== SUPPLIED RECORDS

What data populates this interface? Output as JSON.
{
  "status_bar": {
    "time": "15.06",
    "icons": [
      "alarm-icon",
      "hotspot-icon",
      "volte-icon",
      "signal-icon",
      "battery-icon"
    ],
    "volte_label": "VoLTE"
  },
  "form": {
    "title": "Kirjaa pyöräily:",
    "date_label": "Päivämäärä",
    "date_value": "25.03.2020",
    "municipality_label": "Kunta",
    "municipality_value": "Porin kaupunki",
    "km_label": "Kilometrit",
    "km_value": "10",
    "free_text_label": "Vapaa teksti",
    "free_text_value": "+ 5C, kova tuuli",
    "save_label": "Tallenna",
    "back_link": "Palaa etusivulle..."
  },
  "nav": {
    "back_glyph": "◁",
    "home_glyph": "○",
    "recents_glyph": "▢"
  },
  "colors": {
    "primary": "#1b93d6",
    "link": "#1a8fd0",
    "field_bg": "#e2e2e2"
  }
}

====
== SUPPLIED RECORDS

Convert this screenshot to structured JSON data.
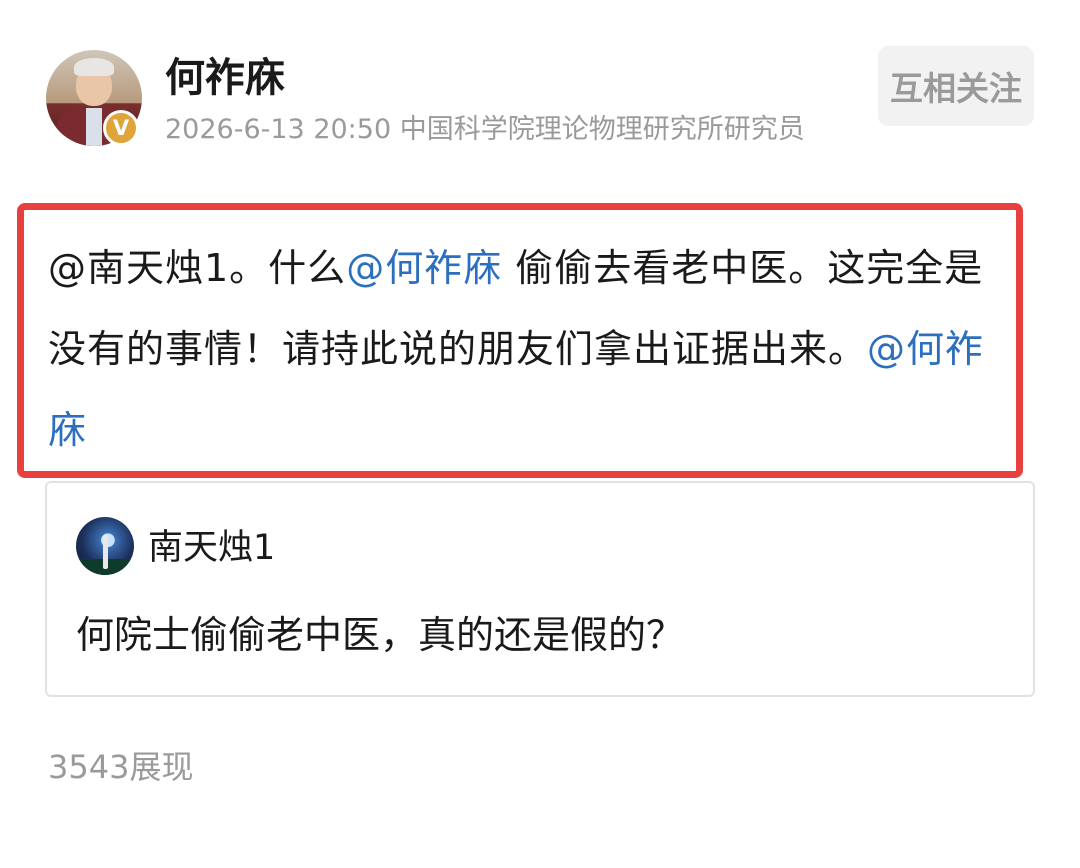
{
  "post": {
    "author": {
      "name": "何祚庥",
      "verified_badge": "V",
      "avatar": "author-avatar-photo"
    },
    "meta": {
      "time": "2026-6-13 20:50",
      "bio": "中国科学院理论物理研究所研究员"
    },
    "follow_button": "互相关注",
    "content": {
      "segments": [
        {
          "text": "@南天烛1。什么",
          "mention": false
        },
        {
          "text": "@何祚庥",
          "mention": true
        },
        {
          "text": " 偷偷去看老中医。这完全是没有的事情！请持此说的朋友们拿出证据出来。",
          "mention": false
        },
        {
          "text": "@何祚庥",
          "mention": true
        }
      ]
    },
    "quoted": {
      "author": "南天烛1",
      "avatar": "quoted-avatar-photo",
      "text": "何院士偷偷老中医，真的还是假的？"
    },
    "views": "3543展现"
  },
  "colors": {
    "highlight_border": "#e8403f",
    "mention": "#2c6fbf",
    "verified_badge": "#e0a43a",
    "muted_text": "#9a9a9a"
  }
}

====
== SUPPLIED RECORDS

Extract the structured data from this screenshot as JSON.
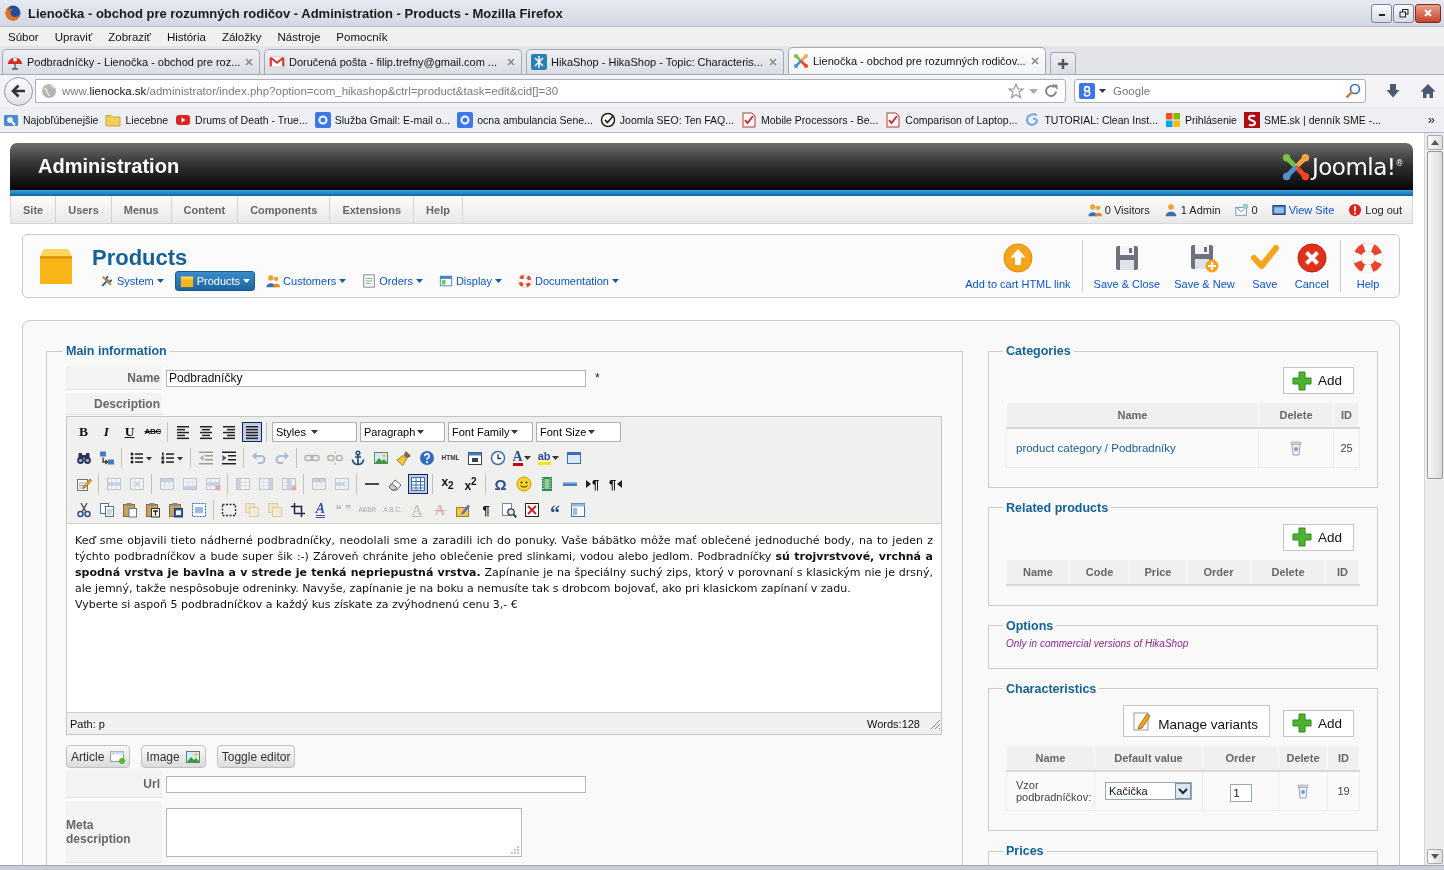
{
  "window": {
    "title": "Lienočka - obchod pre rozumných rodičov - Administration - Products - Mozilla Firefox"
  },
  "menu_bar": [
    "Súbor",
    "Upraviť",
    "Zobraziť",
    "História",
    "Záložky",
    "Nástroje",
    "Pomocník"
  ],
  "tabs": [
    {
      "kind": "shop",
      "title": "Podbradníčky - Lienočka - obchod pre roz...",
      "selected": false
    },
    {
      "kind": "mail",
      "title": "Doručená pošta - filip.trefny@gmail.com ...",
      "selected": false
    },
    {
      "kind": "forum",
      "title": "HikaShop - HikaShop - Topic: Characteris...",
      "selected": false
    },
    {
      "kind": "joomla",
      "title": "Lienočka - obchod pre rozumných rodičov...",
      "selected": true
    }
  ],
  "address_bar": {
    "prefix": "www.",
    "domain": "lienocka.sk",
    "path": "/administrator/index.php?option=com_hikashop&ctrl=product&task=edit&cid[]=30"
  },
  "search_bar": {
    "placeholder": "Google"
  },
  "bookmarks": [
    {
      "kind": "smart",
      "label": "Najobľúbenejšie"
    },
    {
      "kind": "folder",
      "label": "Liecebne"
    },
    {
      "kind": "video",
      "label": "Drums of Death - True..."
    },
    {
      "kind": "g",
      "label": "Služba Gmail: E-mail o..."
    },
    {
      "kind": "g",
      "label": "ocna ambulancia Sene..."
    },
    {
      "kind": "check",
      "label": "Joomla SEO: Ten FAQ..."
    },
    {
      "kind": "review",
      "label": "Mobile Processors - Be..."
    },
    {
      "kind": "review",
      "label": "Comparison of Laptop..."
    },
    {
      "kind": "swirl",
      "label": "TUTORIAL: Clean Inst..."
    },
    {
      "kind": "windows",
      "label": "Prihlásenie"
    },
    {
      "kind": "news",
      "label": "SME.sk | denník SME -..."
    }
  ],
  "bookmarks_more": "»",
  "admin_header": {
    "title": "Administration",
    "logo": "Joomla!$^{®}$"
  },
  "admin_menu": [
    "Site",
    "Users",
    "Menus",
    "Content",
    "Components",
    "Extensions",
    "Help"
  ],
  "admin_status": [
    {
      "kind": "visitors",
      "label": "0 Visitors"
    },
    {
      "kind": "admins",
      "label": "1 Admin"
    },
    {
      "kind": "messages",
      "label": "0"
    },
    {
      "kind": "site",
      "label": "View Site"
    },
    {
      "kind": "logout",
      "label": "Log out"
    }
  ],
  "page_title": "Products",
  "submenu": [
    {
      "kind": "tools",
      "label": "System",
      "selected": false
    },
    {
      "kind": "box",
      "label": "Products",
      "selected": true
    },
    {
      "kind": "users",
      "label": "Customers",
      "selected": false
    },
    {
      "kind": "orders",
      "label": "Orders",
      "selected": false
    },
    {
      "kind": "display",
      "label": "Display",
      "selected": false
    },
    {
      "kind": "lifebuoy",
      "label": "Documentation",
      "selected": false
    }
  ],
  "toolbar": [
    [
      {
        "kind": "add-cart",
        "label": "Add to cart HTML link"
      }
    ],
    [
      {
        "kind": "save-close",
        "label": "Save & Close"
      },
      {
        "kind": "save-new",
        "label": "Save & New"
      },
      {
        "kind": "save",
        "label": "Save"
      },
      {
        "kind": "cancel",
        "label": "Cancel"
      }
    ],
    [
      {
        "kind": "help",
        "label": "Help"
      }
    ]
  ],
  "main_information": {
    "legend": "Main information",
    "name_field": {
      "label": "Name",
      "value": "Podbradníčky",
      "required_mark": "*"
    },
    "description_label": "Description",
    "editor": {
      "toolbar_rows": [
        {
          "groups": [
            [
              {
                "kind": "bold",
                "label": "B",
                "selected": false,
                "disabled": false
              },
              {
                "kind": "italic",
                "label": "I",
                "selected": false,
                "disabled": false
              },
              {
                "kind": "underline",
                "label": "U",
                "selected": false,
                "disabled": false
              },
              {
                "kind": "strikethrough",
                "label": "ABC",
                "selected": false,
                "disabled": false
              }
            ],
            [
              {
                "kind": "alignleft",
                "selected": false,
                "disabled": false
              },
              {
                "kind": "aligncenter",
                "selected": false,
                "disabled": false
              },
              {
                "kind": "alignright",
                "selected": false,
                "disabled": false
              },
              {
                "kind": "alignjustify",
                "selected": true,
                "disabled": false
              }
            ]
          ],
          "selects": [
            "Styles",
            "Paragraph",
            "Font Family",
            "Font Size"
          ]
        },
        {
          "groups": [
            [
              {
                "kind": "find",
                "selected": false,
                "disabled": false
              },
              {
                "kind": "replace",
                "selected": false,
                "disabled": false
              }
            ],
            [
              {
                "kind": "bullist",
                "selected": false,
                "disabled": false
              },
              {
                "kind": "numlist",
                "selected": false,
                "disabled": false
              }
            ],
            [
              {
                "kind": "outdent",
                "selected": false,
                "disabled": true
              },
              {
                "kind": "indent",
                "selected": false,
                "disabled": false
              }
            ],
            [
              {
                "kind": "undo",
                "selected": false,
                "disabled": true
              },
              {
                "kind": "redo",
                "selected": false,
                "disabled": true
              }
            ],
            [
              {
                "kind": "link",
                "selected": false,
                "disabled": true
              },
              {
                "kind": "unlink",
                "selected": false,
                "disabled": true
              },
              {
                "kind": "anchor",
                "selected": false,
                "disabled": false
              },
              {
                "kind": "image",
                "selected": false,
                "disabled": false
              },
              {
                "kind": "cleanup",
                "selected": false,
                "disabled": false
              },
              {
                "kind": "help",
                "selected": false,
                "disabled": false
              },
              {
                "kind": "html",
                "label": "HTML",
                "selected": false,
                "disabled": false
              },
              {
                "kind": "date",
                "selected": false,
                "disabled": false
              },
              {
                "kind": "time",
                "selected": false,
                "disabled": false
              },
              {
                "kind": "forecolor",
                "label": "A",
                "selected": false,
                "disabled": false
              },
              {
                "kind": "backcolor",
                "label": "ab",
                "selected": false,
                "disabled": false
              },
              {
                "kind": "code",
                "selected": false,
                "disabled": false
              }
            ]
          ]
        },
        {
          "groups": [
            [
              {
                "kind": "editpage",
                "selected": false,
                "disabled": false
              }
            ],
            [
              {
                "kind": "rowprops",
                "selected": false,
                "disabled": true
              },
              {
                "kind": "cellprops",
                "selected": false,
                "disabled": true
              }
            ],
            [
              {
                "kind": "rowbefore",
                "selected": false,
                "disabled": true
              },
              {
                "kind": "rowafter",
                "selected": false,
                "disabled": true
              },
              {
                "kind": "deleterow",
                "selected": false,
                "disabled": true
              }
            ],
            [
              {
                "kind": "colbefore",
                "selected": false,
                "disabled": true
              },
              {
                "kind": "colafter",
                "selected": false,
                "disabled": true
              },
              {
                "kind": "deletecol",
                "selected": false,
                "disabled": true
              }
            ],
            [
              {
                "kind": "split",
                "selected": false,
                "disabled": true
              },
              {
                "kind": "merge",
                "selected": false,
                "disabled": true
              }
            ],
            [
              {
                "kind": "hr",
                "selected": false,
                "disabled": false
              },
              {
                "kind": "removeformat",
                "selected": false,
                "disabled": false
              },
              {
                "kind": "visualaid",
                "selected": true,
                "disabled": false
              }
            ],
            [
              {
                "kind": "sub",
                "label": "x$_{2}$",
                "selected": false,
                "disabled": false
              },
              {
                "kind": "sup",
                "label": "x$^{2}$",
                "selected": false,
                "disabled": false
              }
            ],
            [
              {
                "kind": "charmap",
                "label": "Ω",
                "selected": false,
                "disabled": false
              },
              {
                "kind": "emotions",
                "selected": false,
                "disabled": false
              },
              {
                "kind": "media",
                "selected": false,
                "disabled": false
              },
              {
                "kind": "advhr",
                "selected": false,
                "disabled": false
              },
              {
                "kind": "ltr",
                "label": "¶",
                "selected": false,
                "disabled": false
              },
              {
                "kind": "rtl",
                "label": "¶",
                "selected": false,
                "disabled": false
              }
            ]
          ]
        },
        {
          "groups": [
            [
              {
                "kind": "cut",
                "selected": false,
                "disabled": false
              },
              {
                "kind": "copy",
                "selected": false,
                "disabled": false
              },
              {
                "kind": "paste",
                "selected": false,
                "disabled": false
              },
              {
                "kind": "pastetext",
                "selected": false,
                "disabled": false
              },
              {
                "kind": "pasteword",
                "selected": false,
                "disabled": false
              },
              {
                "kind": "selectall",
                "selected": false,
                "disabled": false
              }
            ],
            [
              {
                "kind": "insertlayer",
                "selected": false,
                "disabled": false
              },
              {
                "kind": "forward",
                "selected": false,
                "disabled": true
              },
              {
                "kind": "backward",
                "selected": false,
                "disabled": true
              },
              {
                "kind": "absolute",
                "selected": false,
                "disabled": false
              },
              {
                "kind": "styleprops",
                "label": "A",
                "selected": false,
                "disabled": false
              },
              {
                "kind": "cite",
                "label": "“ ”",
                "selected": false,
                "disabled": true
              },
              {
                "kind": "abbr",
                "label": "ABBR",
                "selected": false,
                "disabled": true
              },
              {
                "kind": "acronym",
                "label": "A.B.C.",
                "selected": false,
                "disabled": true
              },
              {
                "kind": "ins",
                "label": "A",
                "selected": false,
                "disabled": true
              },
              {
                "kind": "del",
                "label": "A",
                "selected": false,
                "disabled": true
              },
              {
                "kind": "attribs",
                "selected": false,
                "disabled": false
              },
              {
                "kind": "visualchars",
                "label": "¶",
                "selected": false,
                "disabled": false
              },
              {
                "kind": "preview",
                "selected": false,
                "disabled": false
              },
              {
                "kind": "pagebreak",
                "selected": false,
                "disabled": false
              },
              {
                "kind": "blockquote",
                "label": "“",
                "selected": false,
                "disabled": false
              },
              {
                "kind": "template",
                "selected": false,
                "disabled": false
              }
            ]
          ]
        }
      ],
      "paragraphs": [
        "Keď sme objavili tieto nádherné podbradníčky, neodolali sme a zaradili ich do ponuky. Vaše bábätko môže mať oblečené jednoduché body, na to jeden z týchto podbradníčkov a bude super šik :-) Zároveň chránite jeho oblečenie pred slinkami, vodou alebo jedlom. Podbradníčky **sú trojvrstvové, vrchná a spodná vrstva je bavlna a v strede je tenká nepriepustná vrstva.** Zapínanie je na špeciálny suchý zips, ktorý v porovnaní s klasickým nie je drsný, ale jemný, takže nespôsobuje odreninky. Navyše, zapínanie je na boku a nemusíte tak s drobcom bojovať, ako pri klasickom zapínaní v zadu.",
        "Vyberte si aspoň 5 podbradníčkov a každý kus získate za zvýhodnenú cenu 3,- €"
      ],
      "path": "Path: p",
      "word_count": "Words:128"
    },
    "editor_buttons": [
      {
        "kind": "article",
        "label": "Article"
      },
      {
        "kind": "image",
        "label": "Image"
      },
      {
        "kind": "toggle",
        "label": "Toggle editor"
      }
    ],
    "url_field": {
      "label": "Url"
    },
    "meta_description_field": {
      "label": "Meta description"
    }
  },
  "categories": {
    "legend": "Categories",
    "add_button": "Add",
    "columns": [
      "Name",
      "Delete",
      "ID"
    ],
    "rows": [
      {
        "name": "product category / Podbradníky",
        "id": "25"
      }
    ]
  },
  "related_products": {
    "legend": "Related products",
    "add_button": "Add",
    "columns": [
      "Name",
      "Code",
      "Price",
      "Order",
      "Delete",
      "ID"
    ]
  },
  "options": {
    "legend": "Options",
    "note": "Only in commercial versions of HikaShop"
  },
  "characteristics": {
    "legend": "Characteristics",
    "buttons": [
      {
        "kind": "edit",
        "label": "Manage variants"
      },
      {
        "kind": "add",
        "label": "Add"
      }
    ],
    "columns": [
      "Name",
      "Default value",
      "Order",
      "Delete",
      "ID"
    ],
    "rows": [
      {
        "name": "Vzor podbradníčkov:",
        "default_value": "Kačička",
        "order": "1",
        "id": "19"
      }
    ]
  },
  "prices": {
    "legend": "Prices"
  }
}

====

• _INSTRUCTIONS FOR THE TASK_
Only lines with "screenshot" are wanted here; list each of them.

• _ANSWER TO THE TASK_
Convert this screenshot to structured JSON data.
Extract the structured data from this screenshot as JSON.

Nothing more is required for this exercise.